Dataset records
--- begin ---

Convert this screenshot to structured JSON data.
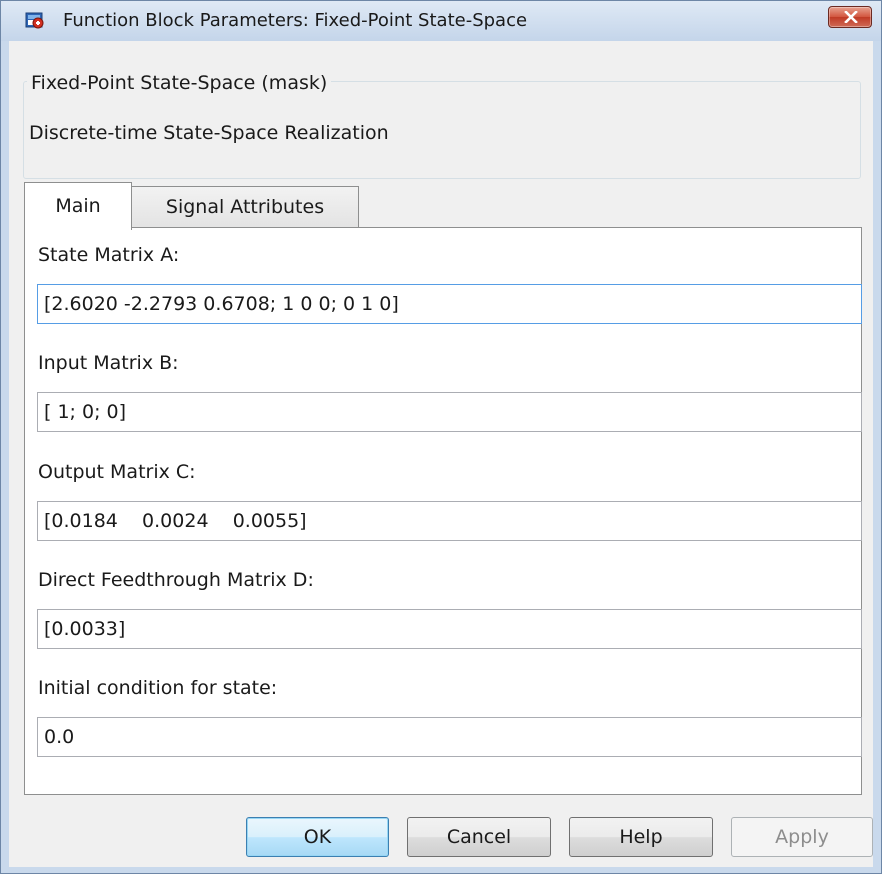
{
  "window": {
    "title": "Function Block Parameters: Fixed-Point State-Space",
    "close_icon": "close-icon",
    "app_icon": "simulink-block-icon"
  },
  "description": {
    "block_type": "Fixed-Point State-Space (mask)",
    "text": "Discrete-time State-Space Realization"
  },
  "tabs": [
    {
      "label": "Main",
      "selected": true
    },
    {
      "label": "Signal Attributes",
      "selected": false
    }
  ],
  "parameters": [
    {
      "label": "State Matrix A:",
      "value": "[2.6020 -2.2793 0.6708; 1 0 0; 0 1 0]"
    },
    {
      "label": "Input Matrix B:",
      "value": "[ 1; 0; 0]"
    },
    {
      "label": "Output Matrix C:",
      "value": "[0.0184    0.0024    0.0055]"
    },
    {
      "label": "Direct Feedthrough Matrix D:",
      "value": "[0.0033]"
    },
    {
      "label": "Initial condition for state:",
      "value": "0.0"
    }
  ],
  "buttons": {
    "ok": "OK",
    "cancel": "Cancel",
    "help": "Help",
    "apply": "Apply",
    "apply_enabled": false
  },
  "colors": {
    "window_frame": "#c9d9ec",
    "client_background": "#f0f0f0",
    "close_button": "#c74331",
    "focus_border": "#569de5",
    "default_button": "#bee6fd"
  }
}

--- end ---

Exercise requirements: The data above should be repeated exactly, minus any pictures.

Written reply:
Convert this screenshot to structured JSON data.
{
  "window": {
    "title": "Function Block Parameters: Fixed-Point State-Space",
    "close_icon": "close-icon",
    "app_icon": "simulink-block-icon"
  },
  "description": {
    "block_type": "Fixed-Point State-Space (mask)",
    "text": "Discrete-time State-Space Realization"
  },
  "tabs": [
    {
      "label": "Main",
      "selected": true
    },
    {
      "label": "Signal Attributes",
      "selected": false
    }
  ],
  "parameters": [
    {
      "label": "State Matrix A:",
      "value": "[2.6020 -2.2793 0.6708; 1 0 0; 0 1 0]"
    },
    {
      "label": "Input Matrix B:",
      "value": "[ 1; 0; 0]"
    },
    {
      "label": "Output Matrix C:",
      "value": "[0.0184    0.0024    0.0055]"
    },
    {
      "label": "Direct Feedthrough Matrix D:",
      "value": "[0.0033]"
    },
    {
      "label": "Initial condition for state:",
      "value": "0.0"
    }
  ],
  "buttons": {
    "ok": "OK",
    "cancel": "Cancel",
    "help": "Help",
    "apply": "Apply",
    "apply_enabled": false
  },
  "colors": {
    "window_frame": "#c9d9ec",
    "client_background": "#f0f0f0",
    "close_button": "#c74331",
    "focus_border": "#569de5",
    "default_button": "#bee6fd"
  }
}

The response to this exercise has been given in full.